◆ Goal
Look through the material below for "flat". Copy every line that contains it.

[Data entries for graphics]
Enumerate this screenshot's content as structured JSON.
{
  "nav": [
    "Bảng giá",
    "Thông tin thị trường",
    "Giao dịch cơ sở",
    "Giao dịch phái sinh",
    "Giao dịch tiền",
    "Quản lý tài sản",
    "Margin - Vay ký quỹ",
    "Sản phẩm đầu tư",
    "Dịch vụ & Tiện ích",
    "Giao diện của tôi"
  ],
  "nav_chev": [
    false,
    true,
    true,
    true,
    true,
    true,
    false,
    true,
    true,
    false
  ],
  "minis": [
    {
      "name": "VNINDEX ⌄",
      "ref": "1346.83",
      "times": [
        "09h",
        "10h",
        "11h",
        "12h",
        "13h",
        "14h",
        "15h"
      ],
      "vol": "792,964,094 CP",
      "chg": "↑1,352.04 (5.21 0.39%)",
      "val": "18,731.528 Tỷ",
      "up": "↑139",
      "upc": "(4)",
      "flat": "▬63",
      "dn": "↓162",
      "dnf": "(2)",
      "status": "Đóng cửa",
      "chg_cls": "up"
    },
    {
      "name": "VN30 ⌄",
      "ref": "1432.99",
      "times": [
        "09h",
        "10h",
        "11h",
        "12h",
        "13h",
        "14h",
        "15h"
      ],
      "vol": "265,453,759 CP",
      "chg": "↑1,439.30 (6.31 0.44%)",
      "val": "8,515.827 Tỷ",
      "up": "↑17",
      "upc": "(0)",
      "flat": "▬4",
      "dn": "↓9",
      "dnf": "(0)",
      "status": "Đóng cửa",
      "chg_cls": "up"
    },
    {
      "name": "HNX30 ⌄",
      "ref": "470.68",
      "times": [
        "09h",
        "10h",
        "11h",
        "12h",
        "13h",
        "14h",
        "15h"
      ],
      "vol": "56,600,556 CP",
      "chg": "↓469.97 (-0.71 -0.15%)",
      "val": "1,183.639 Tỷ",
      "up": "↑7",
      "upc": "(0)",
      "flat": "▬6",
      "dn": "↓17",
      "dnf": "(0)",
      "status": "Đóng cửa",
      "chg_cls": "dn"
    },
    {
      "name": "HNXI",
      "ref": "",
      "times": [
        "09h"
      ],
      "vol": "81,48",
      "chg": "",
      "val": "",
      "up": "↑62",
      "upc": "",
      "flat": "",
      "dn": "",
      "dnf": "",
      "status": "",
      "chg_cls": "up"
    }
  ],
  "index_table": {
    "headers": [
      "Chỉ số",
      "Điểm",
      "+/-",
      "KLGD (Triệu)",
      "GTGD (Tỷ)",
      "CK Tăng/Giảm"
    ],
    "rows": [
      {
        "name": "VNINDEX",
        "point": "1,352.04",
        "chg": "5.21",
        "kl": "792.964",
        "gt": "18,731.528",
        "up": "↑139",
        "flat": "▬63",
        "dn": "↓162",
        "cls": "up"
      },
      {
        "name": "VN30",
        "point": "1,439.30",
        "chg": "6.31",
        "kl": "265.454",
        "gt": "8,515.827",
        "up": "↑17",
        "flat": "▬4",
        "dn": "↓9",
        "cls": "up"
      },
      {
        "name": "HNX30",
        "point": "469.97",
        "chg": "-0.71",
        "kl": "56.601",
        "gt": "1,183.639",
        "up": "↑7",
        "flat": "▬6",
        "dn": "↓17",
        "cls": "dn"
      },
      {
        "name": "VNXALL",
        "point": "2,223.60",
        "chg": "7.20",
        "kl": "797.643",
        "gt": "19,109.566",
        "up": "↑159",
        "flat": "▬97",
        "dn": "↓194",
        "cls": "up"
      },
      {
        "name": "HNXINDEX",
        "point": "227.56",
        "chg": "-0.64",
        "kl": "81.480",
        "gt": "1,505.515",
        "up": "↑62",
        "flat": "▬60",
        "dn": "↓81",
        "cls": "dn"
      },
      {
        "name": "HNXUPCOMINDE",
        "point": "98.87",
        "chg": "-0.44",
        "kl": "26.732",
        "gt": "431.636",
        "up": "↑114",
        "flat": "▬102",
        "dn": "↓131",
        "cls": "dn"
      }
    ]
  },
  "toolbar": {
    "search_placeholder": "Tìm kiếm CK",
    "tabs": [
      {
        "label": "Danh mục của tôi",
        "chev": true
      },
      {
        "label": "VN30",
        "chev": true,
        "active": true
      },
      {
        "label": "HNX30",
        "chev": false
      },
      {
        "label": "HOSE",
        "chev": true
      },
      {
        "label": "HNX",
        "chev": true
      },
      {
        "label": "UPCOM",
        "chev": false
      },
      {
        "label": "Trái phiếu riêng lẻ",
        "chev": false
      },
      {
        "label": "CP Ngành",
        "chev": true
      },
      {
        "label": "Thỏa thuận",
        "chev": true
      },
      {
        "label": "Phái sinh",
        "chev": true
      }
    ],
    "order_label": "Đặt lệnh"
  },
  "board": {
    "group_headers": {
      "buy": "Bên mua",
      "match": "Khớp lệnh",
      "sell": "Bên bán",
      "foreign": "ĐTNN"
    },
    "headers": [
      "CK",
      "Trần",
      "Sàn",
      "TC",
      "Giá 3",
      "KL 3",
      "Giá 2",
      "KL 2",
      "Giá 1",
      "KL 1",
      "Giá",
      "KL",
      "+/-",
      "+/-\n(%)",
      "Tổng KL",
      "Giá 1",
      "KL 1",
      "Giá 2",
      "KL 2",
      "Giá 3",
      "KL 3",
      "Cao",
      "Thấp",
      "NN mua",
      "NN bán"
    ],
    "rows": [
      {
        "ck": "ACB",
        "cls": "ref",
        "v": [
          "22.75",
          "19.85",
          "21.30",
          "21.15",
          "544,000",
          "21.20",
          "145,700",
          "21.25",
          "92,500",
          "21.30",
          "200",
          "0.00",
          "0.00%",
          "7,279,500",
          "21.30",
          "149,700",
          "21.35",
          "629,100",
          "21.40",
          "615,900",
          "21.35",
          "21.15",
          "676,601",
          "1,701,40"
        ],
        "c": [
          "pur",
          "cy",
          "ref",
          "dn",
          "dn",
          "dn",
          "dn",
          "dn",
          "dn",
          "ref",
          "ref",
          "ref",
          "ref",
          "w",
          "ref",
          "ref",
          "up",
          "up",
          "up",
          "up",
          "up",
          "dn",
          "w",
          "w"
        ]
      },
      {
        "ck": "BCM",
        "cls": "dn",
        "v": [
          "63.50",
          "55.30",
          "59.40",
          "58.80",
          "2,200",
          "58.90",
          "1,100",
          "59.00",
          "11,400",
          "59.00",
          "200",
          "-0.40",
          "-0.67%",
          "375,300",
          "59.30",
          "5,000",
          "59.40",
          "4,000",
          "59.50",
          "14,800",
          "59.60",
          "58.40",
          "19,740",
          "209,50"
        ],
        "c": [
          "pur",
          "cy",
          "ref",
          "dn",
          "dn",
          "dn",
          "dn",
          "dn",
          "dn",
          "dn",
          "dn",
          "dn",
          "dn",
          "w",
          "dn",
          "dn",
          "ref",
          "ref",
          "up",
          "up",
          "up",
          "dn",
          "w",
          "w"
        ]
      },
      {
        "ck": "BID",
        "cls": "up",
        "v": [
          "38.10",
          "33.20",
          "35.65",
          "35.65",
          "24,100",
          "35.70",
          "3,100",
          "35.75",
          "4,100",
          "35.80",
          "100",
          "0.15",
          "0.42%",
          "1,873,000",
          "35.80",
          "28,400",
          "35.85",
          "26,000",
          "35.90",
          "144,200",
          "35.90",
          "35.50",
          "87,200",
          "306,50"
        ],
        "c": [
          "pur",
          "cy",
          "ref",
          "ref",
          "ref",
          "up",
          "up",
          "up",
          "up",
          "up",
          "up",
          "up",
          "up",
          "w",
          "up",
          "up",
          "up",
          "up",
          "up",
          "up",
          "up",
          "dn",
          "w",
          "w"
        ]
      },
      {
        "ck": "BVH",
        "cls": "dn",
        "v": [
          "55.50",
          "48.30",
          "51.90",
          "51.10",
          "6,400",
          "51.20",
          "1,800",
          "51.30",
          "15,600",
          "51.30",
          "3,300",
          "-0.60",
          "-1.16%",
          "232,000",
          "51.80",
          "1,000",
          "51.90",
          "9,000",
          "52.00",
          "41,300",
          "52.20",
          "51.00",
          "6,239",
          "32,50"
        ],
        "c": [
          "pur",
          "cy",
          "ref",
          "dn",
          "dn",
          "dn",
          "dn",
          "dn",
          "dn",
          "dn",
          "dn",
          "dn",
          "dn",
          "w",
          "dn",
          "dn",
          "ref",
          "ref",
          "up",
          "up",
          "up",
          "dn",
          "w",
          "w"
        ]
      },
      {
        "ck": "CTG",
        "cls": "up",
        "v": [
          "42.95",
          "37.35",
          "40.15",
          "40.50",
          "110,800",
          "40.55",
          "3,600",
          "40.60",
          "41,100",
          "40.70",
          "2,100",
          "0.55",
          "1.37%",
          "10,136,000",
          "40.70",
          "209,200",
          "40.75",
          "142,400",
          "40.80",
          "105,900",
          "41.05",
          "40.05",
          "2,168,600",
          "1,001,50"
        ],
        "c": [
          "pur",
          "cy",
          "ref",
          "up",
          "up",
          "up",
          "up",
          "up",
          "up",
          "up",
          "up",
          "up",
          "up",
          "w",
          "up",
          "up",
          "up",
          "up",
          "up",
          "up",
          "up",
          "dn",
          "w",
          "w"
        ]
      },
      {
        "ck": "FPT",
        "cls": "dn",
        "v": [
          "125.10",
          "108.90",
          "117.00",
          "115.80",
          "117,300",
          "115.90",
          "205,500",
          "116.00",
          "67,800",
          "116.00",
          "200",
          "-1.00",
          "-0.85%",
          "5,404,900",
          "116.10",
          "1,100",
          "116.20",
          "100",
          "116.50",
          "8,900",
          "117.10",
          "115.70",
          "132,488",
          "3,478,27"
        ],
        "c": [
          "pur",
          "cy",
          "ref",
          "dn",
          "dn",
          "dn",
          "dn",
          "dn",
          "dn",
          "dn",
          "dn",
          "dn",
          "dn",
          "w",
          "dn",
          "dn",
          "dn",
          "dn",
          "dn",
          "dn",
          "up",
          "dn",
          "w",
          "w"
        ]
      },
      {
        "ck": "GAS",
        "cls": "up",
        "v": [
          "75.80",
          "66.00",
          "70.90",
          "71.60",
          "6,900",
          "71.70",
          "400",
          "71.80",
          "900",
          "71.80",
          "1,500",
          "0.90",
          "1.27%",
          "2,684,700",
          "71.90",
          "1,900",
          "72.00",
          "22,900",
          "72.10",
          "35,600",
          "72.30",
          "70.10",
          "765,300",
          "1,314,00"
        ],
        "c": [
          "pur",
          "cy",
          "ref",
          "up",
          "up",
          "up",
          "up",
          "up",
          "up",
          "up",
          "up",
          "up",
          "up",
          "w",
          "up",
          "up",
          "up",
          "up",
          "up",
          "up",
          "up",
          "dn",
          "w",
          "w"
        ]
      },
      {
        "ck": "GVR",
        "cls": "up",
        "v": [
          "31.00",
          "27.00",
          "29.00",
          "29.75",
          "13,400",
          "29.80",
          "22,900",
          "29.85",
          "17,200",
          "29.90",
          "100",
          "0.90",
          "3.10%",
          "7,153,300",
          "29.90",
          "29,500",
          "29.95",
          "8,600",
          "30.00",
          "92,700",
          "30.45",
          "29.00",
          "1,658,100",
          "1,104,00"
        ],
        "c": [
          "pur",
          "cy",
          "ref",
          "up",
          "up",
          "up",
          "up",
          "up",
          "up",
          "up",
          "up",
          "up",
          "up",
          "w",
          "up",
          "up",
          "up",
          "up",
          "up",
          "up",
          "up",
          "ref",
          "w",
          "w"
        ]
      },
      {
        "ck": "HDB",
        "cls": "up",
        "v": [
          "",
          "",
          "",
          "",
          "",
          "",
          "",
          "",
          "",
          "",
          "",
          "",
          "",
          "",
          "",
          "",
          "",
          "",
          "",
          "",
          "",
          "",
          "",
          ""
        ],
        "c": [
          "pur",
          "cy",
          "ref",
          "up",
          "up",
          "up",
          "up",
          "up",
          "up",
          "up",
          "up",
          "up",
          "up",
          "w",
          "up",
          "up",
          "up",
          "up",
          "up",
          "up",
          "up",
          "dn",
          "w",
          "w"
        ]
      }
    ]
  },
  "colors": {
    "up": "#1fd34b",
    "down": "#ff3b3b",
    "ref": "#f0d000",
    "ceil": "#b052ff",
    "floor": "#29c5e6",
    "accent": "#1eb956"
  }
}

◆ Response to this exercise
      "flat": "▬63",
      "flat": "▬4",
      "flat": "▬6",
      "flat": "",
        "flat": "▬63",
        "flat": "▬4",
        "flat": "▬6",
        "flat": "▬97",
        "flat": "▬60",
        "flat": "▬102",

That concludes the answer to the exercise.